— Start Given records —
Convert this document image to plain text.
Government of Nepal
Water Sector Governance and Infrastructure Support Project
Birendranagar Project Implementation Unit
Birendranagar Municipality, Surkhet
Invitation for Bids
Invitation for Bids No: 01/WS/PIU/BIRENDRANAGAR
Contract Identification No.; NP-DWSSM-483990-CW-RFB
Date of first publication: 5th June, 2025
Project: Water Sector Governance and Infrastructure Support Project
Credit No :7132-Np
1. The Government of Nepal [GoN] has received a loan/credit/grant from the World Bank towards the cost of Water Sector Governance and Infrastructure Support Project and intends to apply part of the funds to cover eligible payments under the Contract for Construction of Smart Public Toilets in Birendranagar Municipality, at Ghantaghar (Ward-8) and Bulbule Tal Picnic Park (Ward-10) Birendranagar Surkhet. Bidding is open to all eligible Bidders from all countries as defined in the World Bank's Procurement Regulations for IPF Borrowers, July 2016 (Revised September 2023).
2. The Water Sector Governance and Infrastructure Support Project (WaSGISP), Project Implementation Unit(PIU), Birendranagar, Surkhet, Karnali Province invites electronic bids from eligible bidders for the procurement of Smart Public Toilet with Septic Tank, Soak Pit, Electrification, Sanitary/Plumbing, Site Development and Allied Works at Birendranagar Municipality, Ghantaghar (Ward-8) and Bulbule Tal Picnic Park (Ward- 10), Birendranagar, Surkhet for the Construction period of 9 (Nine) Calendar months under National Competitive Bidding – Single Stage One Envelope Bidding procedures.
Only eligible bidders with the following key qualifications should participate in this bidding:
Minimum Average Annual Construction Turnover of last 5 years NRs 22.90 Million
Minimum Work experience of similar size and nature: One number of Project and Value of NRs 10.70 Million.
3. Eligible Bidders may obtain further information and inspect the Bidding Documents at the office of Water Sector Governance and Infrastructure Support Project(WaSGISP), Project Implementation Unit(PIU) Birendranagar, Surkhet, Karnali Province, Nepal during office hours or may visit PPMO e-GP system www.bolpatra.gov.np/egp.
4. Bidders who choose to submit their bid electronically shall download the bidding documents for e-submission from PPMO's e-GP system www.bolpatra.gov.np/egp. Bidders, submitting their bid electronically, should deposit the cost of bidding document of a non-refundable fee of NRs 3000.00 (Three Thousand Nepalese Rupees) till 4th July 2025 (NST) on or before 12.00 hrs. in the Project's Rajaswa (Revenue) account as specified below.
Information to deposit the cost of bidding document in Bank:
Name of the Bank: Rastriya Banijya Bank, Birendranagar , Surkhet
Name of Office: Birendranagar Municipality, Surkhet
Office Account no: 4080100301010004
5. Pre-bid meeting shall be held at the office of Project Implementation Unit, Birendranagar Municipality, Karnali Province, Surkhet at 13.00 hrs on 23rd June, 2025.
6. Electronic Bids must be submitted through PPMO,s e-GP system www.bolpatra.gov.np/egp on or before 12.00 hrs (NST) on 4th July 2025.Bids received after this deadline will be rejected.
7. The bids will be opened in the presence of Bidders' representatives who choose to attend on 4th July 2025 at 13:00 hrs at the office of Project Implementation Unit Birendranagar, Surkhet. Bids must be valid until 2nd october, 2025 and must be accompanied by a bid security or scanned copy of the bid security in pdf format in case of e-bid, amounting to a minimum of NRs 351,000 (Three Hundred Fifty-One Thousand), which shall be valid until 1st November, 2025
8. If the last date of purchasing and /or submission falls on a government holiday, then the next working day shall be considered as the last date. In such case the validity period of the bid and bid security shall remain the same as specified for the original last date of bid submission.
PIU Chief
— End Given records —
§ **Instruction**
Output every line above without altering anything.

§ **Exercise solution**
Convert this document image to plain text.
Government of Nepal
Water Sector Governance and Infrastructure Support Project
Birendranagar Project Implementation Unit
Birendranagar Municipality, Surkhet
Invitation for Bids
Invitation for Bids No: 01/WS/PIU/BIRENDRANAGAR
Contract Identification No.; NP-DWSSM-483990-CW-RFB
Date of first publication: 5th June, 2025
Project: Water Sector Governance and Infrastructure Support Project
Credit No :7132-Np
1. The Government of Nepal [GoN] has received a loan/credit/grant from the World Bank towards the cost of Water Sector Governance and Infrastructure Support Project and intends to apply part of the funds to cover eligible payments under the Contract for Construction of Smart Public Toilets in Birendranagar Municipality, at Ghantaghar (Ward-8) and Bulbule Tal Picnic Park (Ward-10) Birendranagar Surkhet. Bidding is open to all eligible Bidders from all countries as defined in the World Bank's Procurement Regulations for IPF Borrowers, July 2016 (Revised September 2023).
2. The Water Sector Governance and Infrastructure Support Project (WaSGISP), Project Implementation Unit(PIU), Birendranagar, Surkhet, Karnali Province invites electronic bids from eligible bidders for the procurement of Smart Public Toilet with Septic Tank, Soak Pit, Electrification, Sanitary/Plumbing, Site Development and Allied Works at Birendranagar Municipality, Ghantaghar (Ward-8) and Bulbule Tal Picnic Park (Ward- 10), Birendranagar, Surkhet for the Construction period of 9 (Nine) Calendar months under National Competitive Bidding – Single Stage One Envelope Bidding procedures.
Only eligible bidders with the following key qualifications should participate in this bidding:
Minimum Average Annual Construction Turnover of last 5 years NRs 22.90 Million
Minimum Work experience of similar size and nature: One number of Project and Value of NRs 10.70 Million.
3. Eligible Bidders may obtain further information and inspect the Bidding Documents at the office of Water Sector Governance and Infrastructure Support Project(WaSGISP), Project Implementation Unit(PIU) Birendranagar, Surkhet, Karnali Province, Nepal during office hours or may visit PPMO e-GP system www.bolpatra.gov.np/egp.
4. Bidders who choose to submit their bid electronically shall download the bidding documents for e-submission from PPMO's e-GP system www.bolpatra.gov.np/egp. Bidders, submitting their bid electronically, should deposit the cost of bidding document of a non-refundable fee of NRs 3000.00 (Three Thousand Nepalese Rupees) till 4th July 2025 (NST) on or before 12.00 hrs. in the Project's Rajaswa (Revenue) account as specified below.
Information to deposit the cost of bidding document in Bank:
Name of the Bank: Rastriya Banijya Bank, Birendranagar , Surkhet
Name of Office: Birendranagar Municipality, Surkhet
Office Account no: 4080100301010004
5. Pre-bid meeting shall be held at the office of Project Implementation Unit, Birendranagar Municipality, Karnali Province, Surkhet at 13.00 hrs on 23rd June, 2025.
6. Electronic Bids must be submitted through PPMO,s e-GP system www.bolpatra.gov.np/egp on or before 12.00 hrs (NST) on 4th July 2025.Bids received after this deadline will be rejected.
7. The bids will be opened in the presence of Bidders' representatives who choose to attend on 4th July 2025 at 13:00 hrs at the office of Project Implementation Unit Birendranagar, Surkhet. Bids must be valid until 2nd october, 2025 and must be accompanied by a bid security or scanned copy of the bid security in pdf format in case of e-bid, amounting to a minimum of NRs 351,000 (Three Hundred Fifty-One Thousand), which shall be valid until 1st November, 2025
8. If the last date of purchasing and /or submission falls on a government holiday, then the next working day shall be considered as the last date. In such case the validity period of the bid and bid security shall remain the same as specified for the original last date of bid submission.
PIU Chief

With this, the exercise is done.